Short problem:
From the entries that follow, list every line in which the string "Connect" appears.

— START —

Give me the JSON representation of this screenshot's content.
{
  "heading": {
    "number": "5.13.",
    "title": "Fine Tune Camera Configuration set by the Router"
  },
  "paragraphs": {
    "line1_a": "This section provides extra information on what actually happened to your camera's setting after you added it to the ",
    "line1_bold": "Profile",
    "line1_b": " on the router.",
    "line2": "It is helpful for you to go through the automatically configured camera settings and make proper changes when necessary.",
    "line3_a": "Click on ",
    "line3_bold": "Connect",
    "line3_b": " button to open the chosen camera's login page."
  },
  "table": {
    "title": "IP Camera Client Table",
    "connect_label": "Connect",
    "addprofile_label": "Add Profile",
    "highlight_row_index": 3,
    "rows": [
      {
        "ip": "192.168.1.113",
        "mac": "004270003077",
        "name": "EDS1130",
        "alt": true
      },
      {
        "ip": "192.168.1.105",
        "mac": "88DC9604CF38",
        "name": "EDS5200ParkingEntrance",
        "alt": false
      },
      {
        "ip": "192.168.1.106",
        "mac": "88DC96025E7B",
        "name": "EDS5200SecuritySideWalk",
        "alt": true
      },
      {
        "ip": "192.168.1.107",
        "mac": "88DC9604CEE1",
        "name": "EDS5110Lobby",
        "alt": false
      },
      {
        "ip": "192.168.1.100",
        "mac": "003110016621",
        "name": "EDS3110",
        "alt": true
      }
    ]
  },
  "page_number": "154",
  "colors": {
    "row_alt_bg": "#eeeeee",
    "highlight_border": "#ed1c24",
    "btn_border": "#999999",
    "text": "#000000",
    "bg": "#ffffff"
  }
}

— END —

Complete output:
    "line3_bold": "Connect",
    "connect_label": "Connect",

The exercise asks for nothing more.